INFORMATION SHOWN ->
......

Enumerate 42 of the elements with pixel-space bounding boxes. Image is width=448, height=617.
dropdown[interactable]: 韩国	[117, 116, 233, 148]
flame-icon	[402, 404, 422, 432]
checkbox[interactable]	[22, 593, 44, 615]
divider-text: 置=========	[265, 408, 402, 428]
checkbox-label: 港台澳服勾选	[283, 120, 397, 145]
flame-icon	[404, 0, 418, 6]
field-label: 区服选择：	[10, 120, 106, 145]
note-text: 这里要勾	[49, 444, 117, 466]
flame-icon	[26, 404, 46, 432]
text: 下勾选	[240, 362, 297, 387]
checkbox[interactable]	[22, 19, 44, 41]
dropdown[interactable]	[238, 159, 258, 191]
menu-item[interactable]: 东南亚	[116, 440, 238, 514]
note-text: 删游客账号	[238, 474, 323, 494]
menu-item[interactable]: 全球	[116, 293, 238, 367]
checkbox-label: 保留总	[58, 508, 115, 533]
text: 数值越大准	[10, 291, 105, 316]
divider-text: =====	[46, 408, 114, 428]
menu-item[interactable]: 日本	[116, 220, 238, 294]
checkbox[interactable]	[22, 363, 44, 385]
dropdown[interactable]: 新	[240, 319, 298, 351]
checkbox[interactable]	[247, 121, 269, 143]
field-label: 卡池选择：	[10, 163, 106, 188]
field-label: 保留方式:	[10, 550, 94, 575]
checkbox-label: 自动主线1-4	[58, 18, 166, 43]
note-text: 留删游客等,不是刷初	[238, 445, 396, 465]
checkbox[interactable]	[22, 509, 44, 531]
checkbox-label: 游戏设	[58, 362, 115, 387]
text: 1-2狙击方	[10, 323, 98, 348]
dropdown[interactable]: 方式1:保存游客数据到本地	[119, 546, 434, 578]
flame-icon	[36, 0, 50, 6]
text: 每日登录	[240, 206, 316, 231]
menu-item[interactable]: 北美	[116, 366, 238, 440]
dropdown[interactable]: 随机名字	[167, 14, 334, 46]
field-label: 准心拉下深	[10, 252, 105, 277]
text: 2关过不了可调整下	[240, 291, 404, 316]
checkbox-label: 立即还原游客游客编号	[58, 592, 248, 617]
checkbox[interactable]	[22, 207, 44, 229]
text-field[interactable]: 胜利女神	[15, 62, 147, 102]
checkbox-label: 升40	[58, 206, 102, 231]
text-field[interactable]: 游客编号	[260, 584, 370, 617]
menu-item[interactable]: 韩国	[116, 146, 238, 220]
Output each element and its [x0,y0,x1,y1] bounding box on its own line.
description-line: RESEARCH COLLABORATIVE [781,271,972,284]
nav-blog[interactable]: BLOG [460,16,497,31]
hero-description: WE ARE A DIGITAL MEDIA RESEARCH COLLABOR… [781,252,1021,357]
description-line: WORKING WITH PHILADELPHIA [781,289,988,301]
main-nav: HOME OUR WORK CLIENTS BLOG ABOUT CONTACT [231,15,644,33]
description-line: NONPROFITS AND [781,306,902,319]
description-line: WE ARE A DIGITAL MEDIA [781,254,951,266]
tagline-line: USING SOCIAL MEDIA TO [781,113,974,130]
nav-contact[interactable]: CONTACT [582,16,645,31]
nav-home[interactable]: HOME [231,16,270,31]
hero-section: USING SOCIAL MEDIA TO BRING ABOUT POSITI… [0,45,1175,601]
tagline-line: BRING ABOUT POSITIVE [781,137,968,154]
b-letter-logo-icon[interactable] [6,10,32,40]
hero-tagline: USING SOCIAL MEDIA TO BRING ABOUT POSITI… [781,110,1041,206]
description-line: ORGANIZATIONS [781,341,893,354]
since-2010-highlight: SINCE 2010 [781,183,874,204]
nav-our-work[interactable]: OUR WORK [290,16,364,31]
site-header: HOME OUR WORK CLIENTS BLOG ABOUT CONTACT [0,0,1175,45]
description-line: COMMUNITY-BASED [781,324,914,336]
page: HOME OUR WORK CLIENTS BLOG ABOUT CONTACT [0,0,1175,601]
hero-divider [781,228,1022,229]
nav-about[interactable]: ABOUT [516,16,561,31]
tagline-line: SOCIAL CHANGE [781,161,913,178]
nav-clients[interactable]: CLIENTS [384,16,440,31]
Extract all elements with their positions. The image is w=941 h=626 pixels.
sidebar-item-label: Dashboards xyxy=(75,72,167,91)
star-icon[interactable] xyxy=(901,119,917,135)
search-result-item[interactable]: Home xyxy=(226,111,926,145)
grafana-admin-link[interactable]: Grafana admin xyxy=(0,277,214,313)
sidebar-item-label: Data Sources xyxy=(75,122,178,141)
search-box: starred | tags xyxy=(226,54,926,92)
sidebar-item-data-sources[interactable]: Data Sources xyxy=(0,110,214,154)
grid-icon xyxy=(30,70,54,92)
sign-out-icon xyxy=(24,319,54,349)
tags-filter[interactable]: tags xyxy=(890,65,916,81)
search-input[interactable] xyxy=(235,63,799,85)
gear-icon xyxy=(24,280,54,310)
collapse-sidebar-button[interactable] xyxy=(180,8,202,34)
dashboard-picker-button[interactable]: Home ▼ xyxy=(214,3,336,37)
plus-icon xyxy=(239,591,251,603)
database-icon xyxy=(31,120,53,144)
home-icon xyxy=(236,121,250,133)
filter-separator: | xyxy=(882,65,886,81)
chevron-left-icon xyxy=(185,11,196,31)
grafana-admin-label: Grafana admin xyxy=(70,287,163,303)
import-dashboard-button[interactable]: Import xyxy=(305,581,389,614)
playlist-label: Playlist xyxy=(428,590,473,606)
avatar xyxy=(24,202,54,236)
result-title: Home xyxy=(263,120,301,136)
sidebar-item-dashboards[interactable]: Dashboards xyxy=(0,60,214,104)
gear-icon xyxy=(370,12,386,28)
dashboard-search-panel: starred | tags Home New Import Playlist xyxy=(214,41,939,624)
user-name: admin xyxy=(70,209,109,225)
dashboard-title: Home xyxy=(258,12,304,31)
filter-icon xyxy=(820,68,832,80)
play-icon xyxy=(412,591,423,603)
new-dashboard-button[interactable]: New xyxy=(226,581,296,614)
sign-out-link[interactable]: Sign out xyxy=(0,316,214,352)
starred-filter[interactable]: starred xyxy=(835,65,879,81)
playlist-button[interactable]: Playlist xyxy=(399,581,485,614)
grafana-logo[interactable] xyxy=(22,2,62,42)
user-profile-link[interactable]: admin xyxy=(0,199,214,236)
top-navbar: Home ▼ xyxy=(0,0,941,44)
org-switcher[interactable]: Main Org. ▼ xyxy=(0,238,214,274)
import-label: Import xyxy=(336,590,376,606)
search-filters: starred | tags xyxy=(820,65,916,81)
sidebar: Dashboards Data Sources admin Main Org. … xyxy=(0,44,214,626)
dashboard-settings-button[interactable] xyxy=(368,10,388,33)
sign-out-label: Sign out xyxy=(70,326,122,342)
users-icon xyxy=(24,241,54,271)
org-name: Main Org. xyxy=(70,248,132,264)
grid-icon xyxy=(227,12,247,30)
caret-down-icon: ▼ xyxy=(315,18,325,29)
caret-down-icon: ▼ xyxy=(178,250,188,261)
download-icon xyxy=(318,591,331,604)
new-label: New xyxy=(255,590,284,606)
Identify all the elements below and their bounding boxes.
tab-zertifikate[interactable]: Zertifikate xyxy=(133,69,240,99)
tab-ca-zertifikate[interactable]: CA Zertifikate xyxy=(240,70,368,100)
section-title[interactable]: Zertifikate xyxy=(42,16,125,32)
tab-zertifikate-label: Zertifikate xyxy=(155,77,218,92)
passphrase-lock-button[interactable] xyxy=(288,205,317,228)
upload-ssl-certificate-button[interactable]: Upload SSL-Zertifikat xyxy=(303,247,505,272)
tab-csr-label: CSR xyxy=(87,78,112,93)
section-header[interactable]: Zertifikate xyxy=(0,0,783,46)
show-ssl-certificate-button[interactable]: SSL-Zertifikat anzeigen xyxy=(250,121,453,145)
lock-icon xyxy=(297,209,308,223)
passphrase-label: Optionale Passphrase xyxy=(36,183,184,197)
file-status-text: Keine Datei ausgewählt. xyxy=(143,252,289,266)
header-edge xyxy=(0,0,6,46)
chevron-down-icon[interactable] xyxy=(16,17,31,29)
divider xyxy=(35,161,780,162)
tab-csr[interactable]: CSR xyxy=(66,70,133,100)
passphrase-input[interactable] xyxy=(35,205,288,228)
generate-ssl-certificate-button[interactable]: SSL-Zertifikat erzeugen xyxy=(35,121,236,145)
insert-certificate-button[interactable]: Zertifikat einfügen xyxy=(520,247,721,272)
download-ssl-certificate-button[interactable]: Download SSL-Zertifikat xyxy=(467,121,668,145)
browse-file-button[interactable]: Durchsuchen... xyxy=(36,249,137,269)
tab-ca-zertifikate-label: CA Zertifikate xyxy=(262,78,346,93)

......

SET EXERCISE ->
Write out the items exactly, from the first line through the line containing "291, 105, 316]", including that line.

SOLUTION TO THIS PROBLEM ->
Enumerate 42 of the elements with pixel-space bounding boxes. Image is width=448, height=617.
dropdown[interactable]: 韩国	[117, 116, 233, 148]
flame-icon	[402, 404, 422, 432]
checkbox[interactable]	[22, 593, 44, 615]
divider-text: 置=========	[265, 408, 402, 428]
checkbox-label: 港台澳服勾选	[283, 120, 397, 145]
flame-icon	[404, 0, 418, 6]
field-label: 区服选择：	[10, 120, 106, 145]
note-text: 这里要勾	[49, 444, 117, 466]
flame-icon	[26, 404, 46, 432]
text: 下勾选	[240, 362, 297, 387]
checkbox[interactable]	[22, 19, 44, 41]
dropdown[interactable]	[238, 159, 258, 191]
menu-item[interactable]: 东南亚	[116, 440, 238, 514]
note-text: 删游客账号	[238, 474, 323, 494]
menu-item[interactable]: 全球	[116, 293, 238, 367]
checkbox-label: 保留总	[58, 508, 115, 533]
text: 数值越大准	[10, 291, 105, 316]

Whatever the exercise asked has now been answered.